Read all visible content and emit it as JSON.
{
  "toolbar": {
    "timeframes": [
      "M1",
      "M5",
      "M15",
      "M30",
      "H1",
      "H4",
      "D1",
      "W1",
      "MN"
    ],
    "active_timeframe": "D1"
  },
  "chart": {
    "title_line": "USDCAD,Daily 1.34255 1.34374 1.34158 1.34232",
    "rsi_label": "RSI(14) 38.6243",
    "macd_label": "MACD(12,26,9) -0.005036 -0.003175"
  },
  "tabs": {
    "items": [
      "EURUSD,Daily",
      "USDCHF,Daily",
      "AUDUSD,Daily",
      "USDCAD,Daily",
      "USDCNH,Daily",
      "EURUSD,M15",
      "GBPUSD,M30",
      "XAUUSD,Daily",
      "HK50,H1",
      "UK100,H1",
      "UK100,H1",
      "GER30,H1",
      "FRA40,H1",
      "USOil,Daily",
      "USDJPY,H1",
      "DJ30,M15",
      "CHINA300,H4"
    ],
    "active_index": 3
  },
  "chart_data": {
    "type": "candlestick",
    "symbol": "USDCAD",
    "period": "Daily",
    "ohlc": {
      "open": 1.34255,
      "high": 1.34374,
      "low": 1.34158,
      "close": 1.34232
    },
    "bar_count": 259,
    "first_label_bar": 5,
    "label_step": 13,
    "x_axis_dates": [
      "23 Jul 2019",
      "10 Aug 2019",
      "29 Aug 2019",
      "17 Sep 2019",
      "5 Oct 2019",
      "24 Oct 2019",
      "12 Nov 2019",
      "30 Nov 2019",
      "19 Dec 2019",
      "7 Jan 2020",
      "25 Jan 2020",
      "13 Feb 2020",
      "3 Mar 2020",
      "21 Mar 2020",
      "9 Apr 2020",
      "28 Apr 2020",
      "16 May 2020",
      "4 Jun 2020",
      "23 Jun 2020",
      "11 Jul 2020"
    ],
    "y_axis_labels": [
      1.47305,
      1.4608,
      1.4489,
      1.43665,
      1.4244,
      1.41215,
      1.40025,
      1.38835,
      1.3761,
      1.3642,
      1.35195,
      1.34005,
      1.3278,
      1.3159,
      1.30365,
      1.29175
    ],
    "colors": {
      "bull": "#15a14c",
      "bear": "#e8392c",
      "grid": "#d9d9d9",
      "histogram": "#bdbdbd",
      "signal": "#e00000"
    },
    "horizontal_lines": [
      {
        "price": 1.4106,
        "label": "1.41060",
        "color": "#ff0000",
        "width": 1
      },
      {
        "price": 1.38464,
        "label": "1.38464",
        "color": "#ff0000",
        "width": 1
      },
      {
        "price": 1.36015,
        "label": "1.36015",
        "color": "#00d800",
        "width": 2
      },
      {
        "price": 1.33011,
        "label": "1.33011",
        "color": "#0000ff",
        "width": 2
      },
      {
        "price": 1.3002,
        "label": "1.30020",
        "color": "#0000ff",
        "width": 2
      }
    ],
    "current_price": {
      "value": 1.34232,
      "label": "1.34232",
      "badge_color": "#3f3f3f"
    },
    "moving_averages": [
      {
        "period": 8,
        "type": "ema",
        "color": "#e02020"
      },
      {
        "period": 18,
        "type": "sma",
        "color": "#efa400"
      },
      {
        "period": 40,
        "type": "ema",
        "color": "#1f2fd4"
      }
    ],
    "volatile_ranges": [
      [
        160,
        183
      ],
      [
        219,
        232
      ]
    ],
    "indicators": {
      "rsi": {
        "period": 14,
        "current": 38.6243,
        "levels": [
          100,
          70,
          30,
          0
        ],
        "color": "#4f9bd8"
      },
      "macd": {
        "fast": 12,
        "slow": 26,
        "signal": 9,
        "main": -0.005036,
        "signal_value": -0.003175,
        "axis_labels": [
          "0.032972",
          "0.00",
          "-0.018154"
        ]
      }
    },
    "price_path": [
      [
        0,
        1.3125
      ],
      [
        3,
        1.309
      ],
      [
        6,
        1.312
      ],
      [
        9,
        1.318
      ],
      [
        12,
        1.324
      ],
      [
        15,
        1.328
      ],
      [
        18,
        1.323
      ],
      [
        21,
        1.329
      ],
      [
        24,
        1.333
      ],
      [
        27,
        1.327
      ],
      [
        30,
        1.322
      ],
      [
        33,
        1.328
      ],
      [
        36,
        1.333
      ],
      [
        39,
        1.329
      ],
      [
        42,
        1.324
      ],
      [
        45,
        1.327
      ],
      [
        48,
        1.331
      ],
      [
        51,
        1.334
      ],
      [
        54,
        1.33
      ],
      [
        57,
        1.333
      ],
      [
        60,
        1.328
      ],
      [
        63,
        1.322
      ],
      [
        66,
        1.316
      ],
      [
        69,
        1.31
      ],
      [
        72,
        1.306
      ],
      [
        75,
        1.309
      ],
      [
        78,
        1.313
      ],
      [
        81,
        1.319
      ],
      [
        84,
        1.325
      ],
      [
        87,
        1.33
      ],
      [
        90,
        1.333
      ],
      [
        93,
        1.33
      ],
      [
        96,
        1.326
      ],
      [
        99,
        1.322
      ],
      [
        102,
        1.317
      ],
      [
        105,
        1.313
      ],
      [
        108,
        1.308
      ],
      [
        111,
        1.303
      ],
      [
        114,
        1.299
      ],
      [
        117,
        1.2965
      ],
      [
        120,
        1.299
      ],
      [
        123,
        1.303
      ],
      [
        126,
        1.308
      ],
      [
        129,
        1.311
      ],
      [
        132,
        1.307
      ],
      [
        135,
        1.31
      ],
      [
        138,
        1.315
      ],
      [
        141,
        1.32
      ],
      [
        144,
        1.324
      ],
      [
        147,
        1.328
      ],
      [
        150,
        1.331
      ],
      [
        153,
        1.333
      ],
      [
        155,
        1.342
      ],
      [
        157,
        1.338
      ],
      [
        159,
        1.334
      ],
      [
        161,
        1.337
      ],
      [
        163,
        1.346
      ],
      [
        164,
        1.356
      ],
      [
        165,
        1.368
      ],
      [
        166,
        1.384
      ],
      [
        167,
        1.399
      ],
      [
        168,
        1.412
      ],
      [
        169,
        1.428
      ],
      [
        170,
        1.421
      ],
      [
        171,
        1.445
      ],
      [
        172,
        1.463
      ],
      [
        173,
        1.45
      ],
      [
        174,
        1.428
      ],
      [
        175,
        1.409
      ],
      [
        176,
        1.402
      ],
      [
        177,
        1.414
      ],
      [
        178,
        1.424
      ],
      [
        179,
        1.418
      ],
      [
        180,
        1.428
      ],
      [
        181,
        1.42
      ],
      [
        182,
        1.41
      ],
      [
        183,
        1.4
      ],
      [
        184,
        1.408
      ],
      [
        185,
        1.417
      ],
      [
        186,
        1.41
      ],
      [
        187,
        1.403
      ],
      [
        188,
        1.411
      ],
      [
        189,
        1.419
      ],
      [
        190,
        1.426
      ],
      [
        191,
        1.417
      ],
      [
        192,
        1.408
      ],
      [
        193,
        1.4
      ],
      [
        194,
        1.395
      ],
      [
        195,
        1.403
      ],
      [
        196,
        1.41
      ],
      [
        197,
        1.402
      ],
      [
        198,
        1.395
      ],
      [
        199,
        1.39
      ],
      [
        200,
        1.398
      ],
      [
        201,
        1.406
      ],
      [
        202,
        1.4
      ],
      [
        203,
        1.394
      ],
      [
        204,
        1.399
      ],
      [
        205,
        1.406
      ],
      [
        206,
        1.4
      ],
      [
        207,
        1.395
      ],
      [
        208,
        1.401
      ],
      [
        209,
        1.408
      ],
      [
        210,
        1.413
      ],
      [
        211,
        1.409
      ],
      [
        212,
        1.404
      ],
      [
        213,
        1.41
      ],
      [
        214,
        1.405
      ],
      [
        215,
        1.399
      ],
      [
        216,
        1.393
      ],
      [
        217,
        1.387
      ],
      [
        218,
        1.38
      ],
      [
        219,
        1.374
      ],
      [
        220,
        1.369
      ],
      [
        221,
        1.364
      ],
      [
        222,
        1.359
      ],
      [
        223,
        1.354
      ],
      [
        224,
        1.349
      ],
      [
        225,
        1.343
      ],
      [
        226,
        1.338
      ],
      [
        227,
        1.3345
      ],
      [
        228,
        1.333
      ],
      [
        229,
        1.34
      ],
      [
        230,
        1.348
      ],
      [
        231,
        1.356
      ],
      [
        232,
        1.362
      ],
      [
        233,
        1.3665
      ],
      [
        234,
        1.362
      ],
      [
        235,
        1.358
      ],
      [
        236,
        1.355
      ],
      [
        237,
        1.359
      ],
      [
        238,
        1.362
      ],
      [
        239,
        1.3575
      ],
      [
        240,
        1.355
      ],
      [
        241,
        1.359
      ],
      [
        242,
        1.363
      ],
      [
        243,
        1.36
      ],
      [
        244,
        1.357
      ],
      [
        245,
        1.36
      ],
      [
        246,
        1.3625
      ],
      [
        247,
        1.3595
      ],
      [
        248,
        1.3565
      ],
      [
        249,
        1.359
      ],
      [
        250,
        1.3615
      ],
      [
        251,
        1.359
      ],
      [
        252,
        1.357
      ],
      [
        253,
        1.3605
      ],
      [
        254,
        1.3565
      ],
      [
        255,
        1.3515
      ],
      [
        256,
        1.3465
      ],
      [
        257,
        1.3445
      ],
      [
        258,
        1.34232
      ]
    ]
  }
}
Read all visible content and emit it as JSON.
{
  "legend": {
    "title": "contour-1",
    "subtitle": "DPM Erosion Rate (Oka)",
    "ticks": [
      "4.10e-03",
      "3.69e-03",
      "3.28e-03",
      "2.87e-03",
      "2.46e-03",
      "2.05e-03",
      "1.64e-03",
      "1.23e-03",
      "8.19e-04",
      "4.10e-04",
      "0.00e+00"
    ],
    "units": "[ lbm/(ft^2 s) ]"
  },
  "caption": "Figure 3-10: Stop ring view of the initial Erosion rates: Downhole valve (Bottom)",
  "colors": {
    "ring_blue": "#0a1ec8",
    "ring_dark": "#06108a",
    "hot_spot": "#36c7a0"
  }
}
..........
# WHAT TO PRODUCE:
From the data, pick out every line that includes "Daily".

# RESULT FOR THIS TASK:
    "title_line": "USDCAD,Daily 1.34255 1.34374 1.34158 1.34232",
      "EURUSD,Daily",
      "USDCHF,Daily",
      "AUDUSD,Daily",
      "USDCAD,Daily",
      "USDCNH,Daily",
      "XAUUSD,Daily",
      "USOil,Daily",
    "period": "Daily",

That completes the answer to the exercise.